Reproduce each line exactly.

>> start AVAILABLE DATA

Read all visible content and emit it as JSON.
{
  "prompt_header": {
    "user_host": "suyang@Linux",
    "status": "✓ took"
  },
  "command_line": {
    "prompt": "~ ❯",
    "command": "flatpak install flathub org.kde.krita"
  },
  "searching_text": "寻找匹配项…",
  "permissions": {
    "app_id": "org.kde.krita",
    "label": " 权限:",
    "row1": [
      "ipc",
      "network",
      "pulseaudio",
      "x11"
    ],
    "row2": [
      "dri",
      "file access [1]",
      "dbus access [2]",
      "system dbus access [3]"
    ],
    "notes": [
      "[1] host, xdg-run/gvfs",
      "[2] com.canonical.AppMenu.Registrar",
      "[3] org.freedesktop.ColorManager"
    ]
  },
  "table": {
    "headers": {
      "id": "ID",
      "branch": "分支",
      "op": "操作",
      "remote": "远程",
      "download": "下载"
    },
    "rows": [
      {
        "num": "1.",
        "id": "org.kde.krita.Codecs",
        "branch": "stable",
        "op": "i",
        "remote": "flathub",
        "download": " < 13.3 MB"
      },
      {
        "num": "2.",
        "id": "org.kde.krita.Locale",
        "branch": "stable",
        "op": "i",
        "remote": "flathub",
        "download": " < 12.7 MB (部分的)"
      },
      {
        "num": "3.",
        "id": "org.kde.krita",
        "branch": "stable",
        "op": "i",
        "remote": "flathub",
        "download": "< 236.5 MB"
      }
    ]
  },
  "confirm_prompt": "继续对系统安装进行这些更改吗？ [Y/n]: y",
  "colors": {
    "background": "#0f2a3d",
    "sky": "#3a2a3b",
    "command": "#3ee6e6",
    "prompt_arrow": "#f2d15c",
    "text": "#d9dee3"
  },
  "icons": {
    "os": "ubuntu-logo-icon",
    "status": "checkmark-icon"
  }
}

>> end AVAILABLE DATA

* [WRITTEN ANSWER]
Read all visible content and emit it as JSON.
{
  "prompt_header": {
    "user_host": "suyang@Linux",
    "status": "✓ took"
  },
  "command_line": {
    "prompt": "~ ❯",
    "command": "flatpak install flathub org.kde.krita"
  },
  "searching_text": "寻找匹配项…",
  "permissions": {
    "app_id": "org.kde.krita",
    "label": " 权限:",
    "row1": [
      "ipc",
      "network",
      "pulseaudio",
      "x11"
    ],
    "row2": [
      "dri",
      "file access [1]",
      "dbus access [2]",
      "system dbus access [3]"
    ],
    "notes": [
      "[1] host, xdg-run/gvfs",
      "[2] com.canonical.AppMenu.Registrar",
      "[3] org.freedesktop.ColorManager"
    ]
  },
  "table": {
    "headers": {
      "id": "ID",
      "branch": "分支",
      "op": "操作",
      "remote": "远程",
      "download": "下载"
    },
    "rows": [
      {
        "num": "1.",
        "id": "org.kde.krita.Codecs",
        "branch": "stable",
        "op": "i",
        "remote": "flathub",
        "download": " < 13.3 MB"
      },
      {
        "num": "2.",
        "id": "org.kde.krita.Locale",
        "branch": "stable",
        "op": "i",
        "remote": "flathub",
        "download": " < 12.7 MB (部分的)"
      },
      {
        "num": "3.",
        "id": "org.kde.krita",
        "branch": "stable",
        "op": "i",
        "remote": "flathub",
        "download": "< 236.5 MB"
      }
    ]
  },
  "confirm_prompt": "继续对系统安装进行这些更改吗？ [Y/n]: y",
  "colors": {
    "background": "#0f2a3d",
    "sky": "#3a2a3b",
    "command": "#3ee6e6",
    "prompt_arrow": "#f2d15c",
    "text": "#d9dee3"
  },
  "icons": {
    "os": "ubuntu-logo-icon",
    "status": "checkmark-icon"
  }
}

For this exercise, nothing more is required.